→ What to do: Copy all of the material below exactly.

(Data records)
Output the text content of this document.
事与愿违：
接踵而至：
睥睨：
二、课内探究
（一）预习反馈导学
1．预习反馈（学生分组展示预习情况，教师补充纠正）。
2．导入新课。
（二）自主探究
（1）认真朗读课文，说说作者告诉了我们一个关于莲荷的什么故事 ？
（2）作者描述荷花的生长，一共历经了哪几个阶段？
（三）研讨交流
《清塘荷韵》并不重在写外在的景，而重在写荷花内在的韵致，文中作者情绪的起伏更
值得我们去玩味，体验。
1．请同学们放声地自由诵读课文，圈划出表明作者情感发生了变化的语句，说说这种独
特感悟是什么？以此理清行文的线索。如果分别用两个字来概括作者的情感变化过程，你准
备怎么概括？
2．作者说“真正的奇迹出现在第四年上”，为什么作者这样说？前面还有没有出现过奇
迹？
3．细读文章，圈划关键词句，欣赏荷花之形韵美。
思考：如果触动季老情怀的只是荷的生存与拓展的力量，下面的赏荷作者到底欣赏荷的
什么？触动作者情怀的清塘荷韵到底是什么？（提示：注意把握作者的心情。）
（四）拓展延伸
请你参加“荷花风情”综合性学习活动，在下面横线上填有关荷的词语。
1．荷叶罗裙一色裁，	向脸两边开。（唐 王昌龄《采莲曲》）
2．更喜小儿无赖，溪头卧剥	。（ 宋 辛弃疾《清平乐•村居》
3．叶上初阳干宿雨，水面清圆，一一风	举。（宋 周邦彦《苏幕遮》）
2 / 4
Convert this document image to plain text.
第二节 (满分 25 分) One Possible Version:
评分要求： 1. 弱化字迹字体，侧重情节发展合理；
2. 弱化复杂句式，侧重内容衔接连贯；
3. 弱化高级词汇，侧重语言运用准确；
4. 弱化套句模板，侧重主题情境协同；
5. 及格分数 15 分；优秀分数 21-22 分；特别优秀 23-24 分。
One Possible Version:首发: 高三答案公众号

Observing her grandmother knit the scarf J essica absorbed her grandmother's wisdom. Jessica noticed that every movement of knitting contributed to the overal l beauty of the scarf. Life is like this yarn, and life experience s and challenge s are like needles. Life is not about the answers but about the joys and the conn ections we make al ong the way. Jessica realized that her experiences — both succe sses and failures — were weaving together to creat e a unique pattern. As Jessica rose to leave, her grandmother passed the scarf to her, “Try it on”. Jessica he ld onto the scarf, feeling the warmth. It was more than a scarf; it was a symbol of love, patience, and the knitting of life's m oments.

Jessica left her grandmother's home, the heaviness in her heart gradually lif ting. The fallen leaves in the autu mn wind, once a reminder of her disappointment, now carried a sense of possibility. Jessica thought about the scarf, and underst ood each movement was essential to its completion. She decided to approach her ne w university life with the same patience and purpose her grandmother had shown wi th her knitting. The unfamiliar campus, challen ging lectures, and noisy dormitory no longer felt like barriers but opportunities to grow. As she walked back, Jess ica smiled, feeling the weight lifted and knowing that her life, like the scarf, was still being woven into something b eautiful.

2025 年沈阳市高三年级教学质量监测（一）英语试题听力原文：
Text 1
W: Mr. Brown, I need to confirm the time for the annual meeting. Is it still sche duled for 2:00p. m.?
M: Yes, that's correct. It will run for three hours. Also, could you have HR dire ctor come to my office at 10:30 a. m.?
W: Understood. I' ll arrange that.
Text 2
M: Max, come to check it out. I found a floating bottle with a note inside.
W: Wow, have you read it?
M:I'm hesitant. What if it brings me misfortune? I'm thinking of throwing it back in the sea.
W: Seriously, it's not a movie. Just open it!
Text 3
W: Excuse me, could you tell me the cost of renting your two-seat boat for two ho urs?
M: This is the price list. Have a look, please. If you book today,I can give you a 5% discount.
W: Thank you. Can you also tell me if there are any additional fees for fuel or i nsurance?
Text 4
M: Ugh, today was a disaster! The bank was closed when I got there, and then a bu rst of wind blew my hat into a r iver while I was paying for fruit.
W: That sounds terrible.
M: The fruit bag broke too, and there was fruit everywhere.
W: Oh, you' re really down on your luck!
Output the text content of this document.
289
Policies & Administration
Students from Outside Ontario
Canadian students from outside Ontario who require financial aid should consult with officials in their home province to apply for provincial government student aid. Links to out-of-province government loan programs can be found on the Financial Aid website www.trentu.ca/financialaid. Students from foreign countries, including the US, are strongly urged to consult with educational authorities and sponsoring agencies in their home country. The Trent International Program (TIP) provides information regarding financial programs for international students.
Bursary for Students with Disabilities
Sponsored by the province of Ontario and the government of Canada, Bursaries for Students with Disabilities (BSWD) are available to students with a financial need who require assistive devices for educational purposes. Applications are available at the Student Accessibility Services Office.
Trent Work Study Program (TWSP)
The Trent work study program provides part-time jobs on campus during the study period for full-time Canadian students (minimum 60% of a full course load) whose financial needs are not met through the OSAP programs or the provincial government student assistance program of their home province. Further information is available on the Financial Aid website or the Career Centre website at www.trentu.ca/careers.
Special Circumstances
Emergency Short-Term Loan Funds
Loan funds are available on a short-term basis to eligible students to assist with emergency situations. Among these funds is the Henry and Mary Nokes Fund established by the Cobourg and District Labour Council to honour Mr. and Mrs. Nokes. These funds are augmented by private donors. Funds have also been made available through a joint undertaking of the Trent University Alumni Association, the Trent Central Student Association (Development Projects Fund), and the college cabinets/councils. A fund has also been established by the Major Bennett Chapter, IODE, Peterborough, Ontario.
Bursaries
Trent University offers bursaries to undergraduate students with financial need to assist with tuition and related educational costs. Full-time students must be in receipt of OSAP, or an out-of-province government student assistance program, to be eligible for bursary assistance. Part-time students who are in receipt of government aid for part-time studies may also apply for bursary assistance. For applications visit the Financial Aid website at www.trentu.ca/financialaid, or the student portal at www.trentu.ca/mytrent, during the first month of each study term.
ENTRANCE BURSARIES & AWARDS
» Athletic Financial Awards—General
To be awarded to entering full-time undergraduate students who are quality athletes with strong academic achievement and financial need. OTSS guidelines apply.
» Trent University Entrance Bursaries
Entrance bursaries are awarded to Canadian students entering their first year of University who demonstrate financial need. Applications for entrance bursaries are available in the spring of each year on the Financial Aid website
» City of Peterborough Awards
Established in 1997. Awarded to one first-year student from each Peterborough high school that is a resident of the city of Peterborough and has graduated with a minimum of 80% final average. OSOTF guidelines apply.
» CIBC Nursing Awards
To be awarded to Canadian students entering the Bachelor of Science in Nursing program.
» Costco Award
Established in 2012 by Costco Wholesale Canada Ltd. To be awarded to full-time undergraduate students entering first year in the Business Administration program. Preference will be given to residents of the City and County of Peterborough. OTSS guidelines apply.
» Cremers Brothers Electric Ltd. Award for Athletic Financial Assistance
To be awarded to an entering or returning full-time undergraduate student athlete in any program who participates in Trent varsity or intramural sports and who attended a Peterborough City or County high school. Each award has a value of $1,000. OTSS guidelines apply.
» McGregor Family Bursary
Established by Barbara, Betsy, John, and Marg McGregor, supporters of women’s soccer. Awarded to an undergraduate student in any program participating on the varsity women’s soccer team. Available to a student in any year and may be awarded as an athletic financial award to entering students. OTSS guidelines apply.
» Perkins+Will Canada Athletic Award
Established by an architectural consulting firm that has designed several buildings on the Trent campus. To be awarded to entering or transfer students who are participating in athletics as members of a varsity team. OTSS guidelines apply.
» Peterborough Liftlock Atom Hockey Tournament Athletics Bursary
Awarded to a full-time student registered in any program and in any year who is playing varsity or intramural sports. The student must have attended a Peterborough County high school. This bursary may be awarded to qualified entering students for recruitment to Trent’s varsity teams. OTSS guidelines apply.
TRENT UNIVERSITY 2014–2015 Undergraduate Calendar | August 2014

→ Written response:
Output the text content of this document.
事与愿违：
接踵而至：
睥睨：
二、课内探究
（一）预习反馈导学
1．预习反馈（学生分组展示预习情况，教师补充纠正）。
2．导入新课。
（二）自主探究
（1）认真朗读课文，说说作者告诉了我们一个关于莲荷的什么故事 ？
（2）作者描述荷花的生长，一共历经了哪几个阶段？
（三）研讨交流
《清塘荷韵》并不重在写外在的景，而重在写荷花内在的韵致，文中作者情绪的起伏更
值得我们去玩味，体验。
1．请同学们放声地自由诵读课文，圈划出表明作者情感发生了变化的语句，说说这种独
特感悟是什么？以此理清行文的线索。如果分别用两个字来概括作者的情感变化过程，你准
备怎么概括？
2．作者说“真正的奇迹出现在第四年上”，为什么作者这样说？前面还有没有出现过奇
迹？
3．细读文章，圈划关键词句，欣赏荷花之形韵美。
思考：如果触动季老情怀的只是荷的生存与拓展的力量，下面的赏荷作者到底欣赏荷的
什么？触动作者情怀的清塘荷韵到底是什么？（提示：注意把握作者的心情。）
（四）拓展延伸
请你参加“荷花风情”综合性学习活动，在下面横线上填有关荷的词语。
1．荷叶罗裙一色裁，	向脸两边开。（唐 王昌龄《采莲曲》）
2．更喜小儿无赖，溪头卧剥	。（ 宋 辛弃疾《清平乐•村居》
3．叶上初阳干宿雨，水面清圆，一一风	举。（宋 周邦彦《苏幕遮》）
2 / 4
Convert this document image to plain text.
第二节 (满分 25 分) One Possible Version:
评分要求： 1. 弱化字迹字体，侧重情节发展合理；
2. 弱化复杂句式，侧重内容衔接连贯；
3. 弱化高级词汇，侧重语言运用准确；
4. 弱化套句模板，侧重主题情境协同；
5. 及格分数 15 分；优秀分数 21-22 分；特别优秀 23-24 分。
One Possible Version:首发: 高三答案公众号

Observing her grandmother knit the scarf J essica absorbed her grandmother's wisdom. Jessica noticed that every movement of knitting contributed to the overal l beauty of the scarf. Life is like this yarn, and life experience s and challenge s are like needles. Life is not about the answers but about the joys and the conn ections we make al ong the way. Jessica realized that her experiences — both succe sses and failures — were weaving together to creat e a unique pattern. As Jessica rose to leave, her grandmother passed the scarf to her, “Try it on”. Jessica he ld onto the scarf, feeling the warmth. It was more than a scarf; it was a symbol of love, patience, and the knitting of life's m oments.

Jessica left her grandmother's home, the heaviness in her heart gradually lif ting. The fallen leaves in the autu mn wind, once a reminder of her disappointment, now carried a sense of possibility. Jessica thought about the scarf, and underst ood each movement was essential to its completion. She decided to approach her ne w university life with the same patience and purpose her grandmother had shown wi th her knitting. The unfamiliar campus, challen ging lectures, and noisy dormitory no longer felt like barriers but opportunities to grow. As she walked back, Jess ica smiled, feeling the weight lifted and knowing that her life, like the scarf, was still being woven into something b eautiful.

2025 年沈阳市高三年级教学质量监测（一）英语试题听力原文：
Text 1
W: Mr. Brown, I need to confirm the time for the annual meeting. Is it still sche duled for 2:00p. m.?
M: Yes, that's correct. It will run for three hours. Also, could you have HR dire ctor come to my office at 10:30 a. m.?
W: Understood. I' ll arrange that.
Text 2
M: Max, come to check it out. I found a floating bottle with a note inside.
W: Wow, have you read it?
M:I'm hesitant. What if it brings me misfortune? I'm thinking of throwing it back in the sea.
W: Seriously, it's not a movie. Just open it!
Text 3
W: Excuse me, could you tell me the cost of renting your two-seat boat for two ho urs?
M: This is the price list. Have a look, please. If you book today,I can give you a 5% discount.
W: Thank you. Can you also tell me if there are any additional fees for fuel or i nsurance?
Text 4
M: Ugh, today was a disaster! The bank was closed when I got there, and then a bu rst of wind blew my hat into a r iver while I was paying for fruit.
W: That sounds terrible.
M: The fruit bag broke too, and there was fruit everywhere.
W: Oh, you' re really down on your luck!
Output the text content of this document.
289
Policies & Administration
Students from Outside Ontario
Canadian students from outside Ontario who require financial aid should consult with officials in their home province to apply for provincial government student aid. Links to out-of-province government loan programs can be found on the Financial Aid website www.trentu.ca/financialaid. Students from foreign countries, including the US, are strongly urged to consult with educational authorities and sponsoring agencies in their home country. The Trent International Program (TIP) provides information regarding financial programs for international students.
Bursary for Students with Disabilities
Sponsored by the province of Ontario and the government of Canada, Bursaries for Students with Disabilities (BSWD) are available to students with a financial need who require assistive devices for educational purposes. Applications are available at the Student Accessibility Services Office.
Trent Work Study Program (TWSP)
The Trent work study program provides part-time jobs on campus during the study period for full-time Canadian students (minimum 60% of a full course load) whose financial needs are not met through the OSAP programs or the provincial government student assistance program of their home province. Further information is available on the Financial Aid website or the Career Centre website at www.trentu.ca/careers.
Special Circumstances
Emergency Short-Term Loan Funds
Loan funds are available on a short-term basis to eligible students to assist with emergency situations. Among these funds is the Henry and Mary Nokes Fund established by the Cobourg and District Labour Council to honour Mr. and Mrs. Nokes. These funds are augmented by private donors. Funds have also been made available through a joint undertaking of the Trent University Alumni Association, the Trent Central Student Association (Development Projects Fund), and the college cabinets/councils. A fund has also been established by the Major Bennett Chapter, IODE, Peterborough, Ontario.
Bursaries
Trent University offers bursaries to undergraduate students with financial need to assist with tuition and related educational costs. Full-time students must be in receipt of OSAP, or an out-of-province government student assistance program, to be eligible for bursary assistance. Part-time students who are in receipt of government aid for part-time studies may also apply for bursary assistance. For applications visit the Financial Aid website at www.trentu.ca/financialaid, or the student portal at www.trentu.ca/mytrent, during the first month of each study term.
ENTRANCE BURSARIES & AWARDS
» Athletic Financial Awards—General
To be awarded to entering full-time undergraduate students who are quality athletes with strong academic achievement and financial need. OTSS guidelines apply.
» Trent University Entrance Bursaries
Entrance bursaries are awarded to Canadian students entering their first year of University who demonstrate financial need. Applications for entrance bursaries are available in the spring of each year on the Financial Aid website
» City of Peterborough Awards
Established in 1997. Awarded to one first-year student from each Peterborough high school that is a resident of the city of Peterborough and has graduated with a minimum of 80% final average. OSOTF guidelines apply.
» CIBC Nursing Awards
To be awarded to Canadian students entering the Bachelor of Science in Nursing program.
» Costco Award
Established in 2012 by Costco Wholesale Canada Ltd. To be awarded to full-time undergraduate students entering first year in the Business Administration program. Preference will be given to residents of the City and County of Peterborough. OTSS guidelines apply.
» Cremers Brothers Electric Ltd. Award for Athletic Financial Assistance
To be awarded to an entering or returning full-time undergraduate student athlete in any program who participates in Trent varsity or intramural sports and who attended a Peterborough City or County high school. Each award has a value of $1,000. OTSS guidelines apply.
» McGregor Family Bursary
Established by Barbara, Betsy, John, and Marg McGregor, supporters of women’s soccer. Awarded to an undergraduate student in any program participating on the varsity women’s soccer team. Available to a student in any year and may be awarded as an athletic financial award to entering students. OTSS guidelines apply.
» Perkins+Will Canada Athletic Award
Established by an architectural consulting firm that has designed several buildings on the Trent campus. To be awarded to entering or transfer students who are participating in athletics as members of a varsity team. OTSS guidelines apply.
» Peterborough Liftlock Atom Hockey Tournament Athletics Bursary
Awarded to a full-time student registered in any program and in any year who is playing varsity or intramural sports. The student must have attended a Peterborough County high school. This bursary may be awarded to qualified entering students for recruitment to Trent’s varsity teams. OTSS guidelines apply.
TRENT UNIVERSITY 2014–2015 Undergraduate Calendar | August 2014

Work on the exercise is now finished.